▶ [Aim of the task]:
Copy out each line of the material in which the word "inicial" can be found.

▶ [Record excerpts]:
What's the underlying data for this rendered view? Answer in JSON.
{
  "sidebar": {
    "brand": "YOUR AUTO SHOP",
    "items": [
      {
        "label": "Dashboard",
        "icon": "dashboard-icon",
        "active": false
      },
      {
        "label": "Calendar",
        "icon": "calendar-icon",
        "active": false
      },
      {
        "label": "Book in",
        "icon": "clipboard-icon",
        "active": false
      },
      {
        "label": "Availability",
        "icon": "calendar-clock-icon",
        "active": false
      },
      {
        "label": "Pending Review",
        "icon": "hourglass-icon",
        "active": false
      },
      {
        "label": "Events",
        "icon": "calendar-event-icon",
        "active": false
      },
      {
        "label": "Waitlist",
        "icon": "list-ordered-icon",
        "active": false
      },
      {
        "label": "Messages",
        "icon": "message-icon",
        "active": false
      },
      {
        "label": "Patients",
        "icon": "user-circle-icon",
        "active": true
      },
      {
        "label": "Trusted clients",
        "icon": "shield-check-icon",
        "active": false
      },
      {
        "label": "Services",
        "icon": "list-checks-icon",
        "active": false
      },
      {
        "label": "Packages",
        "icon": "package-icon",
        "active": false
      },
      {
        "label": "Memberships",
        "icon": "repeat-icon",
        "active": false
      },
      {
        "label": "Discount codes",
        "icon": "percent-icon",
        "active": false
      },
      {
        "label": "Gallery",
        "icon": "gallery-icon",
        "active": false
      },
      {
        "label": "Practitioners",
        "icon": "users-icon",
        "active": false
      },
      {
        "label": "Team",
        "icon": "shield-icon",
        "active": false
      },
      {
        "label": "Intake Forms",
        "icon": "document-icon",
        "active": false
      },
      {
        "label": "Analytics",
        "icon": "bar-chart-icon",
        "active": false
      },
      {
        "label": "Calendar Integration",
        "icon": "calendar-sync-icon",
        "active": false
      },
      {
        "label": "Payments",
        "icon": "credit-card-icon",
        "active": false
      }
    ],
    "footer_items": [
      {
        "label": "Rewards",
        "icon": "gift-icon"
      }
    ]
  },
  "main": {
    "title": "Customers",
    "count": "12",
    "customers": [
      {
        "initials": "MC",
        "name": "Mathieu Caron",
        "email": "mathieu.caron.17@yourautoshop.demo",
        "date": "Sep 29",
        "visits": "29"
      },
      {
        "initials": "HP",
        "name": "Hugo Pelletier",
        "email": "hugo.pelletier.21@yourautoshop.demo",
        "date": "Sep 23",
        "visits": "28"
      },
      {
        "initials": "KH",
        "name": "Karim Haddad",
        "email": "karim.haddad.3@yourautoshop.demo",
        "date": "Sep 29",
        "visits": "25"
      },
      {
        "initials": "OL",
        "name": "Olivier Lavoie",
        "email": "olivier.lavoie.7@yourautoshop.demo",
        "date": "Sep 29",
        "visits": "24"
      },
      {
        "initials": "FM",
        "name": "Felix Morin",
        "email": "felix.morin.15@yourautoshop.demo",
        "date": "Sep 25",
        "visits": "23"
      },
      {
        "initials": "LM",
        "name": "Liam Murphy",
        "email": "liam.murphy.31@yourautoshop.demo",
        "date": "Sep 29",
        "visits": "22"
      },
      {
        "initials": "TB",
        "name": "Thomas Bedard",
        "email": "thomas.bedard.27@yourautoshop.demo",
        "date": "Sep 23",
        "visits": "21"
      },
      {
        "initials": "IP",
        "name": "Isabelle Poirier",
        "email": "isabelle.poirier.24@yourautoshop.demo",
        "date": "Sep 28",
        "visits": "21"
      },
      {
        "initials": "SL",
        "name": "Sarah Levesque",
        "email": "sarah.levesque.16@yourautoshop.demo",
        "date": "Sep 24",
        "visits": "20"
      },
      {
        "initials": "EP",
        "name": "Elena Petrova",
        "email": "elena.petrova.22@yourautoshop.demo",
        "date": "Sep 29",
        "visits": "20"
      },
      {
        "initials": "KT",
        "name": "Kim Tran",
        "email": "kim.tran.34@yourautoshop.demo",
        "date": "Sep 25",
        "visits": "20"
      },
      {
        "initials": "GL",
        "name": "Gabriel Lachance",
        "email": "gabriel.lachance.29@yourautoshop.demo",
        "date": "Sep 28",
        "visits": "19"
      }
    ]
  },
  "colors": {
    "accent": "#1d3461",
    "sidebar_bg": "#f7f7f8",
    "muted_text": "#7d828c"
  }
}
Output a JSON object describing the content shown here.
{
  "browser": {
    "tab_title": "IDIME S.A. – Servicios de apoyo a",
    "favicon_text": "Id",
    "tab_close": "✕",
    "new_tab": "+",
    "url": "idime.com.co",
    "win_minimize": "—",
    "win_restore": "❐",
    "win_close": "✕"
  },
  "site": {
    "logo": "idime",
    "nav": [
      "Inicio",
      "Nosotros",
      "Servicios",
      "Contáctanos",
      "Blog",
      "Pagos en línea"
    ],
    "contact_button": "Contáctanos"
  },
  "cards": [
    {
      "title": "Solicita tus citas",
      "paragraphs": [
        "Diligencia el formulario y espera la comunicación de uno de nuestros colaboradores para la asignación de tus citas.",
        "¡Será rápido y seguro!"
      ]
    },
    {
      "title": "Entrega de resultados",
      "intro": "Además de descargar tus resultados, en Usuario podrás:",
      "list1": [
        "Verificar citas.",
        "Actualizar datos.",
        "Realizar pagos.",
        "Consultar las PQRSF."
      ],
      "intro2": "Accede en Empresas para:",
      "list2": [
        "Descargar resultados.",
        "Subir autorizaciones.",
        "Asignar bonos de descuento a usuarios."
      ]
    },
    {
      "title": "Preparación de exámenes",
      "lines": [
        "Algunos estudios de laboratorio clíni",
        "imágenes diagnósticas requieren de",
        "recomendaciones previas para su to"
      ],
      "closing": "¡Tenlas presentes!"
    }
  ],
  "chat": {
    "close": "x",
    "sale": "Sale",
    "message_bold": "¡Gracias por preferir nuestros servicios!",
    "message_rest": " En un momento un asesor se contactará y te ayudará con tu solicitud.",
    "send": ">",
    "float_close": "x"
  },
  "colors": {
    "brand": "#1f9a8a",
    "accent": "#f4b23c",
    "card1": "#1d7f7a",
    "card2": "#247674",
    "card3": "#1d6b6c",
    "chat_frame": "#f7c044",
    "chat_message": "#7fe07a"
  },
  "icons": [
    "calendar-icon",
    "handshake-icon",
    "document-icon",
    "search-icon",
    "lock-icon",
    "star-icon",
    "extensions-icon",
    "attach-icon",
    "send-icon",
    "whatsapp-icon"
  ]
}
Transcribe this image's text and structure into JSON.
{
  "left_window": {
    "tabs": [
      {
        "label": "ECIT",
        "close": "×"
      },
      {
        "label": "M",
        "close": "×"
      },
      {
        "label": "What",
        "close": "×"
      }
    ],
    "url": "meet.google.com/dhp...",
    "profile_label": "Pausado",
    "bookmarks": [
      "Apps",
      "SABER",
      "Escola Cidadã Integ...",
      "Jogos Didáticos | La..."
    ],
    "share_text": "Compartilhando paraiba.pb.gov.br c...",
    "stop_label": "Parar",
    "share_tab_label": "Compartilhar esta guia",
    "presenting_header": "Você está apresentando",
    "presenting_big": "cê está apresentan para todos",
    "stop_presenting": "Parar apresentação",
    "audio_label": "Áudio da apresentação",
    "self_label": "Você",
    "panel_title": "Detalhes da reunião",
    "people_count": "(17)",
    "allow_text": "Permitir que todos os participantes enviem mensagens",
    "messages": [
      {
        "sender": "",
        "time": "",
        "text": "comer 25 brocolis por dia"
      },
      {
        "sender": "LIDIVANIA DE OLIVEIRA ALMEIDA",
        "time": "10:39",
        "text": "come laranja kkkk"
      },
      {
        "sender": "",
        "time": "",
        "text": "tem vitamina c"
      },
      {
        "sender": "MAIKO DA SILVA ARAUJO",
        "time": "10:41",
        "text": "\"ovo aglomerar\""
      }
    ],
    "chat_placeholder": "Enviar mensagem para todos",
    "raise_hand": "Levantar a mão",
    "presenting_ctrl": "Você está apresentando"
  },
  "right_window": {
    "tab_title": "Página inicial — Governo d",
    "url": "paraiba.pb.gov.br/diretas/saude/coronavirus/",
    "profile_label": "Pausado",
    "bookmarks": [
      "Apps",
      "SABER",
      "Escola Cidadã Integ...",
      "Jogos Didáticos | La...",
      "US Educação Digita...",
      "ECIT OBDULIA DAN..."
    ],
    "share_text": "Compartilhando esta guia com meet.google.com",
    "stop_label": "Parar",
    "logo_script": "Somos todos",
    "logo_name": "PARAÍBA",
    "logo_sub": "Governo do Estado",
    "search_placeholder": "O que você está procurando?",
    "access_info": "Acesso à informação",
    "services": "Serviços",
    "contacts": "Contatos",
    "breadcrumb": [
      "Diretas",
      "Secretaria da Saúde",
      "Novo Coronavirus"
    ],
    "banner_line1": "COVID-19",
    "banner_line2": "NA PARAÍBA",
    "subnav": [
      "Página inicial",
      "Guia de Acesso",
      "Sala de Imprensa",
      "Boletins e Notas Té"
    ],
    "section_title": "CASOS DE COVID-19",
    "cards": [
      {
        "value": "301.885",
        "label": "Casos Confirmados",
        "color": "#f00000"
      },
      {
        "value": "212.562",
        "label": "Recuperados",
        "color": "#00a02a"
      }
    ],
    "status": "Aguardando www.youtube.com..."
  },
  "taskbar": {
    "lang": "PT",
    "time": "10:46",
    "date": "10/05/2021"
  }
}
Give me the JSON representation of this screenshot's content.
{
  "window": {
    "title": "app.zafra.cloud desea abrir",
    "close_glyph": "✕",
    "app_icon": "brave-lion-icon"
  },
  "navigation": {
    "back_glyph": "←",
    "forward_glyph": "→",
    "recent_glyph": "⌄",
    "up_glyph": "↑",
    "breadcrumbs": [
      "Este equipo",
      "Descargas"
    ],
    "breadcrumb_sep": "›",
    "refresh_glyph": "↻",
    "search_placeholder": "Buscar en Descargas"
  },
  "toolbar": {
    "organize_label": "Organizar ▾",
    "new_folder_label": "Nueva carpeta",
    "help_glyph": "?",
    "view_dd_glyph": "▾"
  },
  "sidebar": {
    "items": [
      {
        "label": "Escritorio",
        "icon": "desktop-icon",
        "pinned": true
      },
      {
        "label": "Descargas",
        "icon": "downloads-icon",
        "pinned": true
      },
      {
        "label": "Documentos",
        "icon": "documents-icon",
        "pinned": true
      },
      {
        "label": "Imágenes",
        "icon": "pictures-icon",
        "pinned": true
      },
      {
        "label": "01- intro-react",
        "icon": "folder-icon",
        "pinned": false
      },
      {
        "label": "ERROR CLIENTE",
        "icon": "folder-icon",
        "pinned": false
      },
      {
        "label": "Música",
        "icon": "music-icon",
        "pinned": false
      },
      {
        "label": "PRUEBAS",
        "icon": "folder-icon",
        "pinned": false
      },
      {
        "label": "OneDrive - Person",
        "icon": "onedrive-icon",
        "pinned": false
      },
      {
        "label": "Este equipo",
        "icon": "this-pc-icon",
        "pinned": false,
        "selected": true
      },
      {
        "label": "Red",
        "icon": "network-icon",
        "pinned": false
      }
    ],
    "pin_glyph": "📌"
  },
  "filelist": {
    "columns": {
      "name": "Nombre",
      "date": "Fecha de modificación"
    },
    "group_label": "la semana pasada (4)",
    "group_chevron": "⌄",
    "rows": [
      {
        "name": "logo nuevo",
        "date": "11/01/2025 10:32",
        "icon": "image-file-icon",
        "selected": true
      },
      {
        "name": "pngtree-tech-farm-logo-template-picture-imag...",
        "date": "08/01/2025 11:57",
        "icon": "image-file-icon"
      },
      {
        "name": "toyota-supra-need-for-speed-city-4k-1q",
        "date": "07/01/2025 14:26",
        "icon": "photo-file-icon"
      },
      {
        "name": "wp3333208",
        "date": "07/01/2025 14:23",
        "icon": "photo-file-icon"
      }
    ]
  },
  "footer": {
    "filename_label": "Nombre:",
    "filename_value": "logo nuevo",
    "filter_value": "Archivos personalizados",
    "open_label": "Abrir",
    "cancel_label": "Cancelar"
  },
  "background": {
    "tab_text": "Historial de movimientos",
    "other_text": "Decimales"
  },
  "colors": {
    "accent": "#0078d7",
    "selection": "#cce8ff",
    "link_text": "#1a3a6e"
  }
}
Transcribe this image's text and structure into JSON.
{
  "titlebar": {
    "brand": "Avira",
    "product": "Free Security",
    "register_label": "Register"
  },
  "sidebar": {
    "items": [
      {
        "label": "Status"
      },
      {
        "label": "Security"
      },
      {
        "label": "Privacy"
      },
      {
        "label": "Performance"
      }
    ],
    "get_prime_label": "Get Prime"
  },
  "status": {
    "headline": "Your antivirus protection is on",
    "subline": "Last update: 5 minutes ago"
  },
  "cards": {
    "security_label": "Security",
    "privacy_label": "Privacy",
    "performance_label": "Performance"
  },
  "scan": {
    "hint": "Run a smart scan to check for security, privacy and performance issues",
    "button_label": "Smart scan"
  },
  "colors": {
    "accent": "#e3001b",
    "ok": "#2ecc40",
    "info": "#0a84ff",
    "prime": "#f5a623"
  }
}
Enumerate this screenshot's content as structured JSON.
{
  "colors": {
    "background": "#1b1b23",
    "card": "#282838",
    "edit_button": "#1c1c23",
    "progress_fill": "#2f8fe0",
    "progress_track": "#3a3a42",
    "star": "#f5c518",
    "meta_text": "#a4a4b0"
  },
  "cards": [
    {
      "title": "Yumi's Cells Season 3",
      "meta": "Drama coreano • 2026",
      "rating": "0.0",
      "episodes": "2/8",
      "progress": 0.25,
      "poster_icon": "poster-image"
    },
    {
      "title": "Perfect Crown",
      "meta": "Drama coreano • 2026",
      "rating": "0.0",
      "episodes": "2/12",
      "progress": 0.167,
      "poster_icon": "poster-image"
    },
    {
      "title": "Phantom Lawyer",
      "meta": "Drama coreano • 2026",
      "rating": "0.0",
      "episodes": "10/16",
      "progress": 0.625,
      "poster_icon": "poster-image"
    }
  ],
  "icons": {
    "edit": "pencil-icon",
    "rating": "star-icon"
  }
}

▶ [Answer section]:
    "tab_title": "Página inicial — Governo d",
      "Página inicial",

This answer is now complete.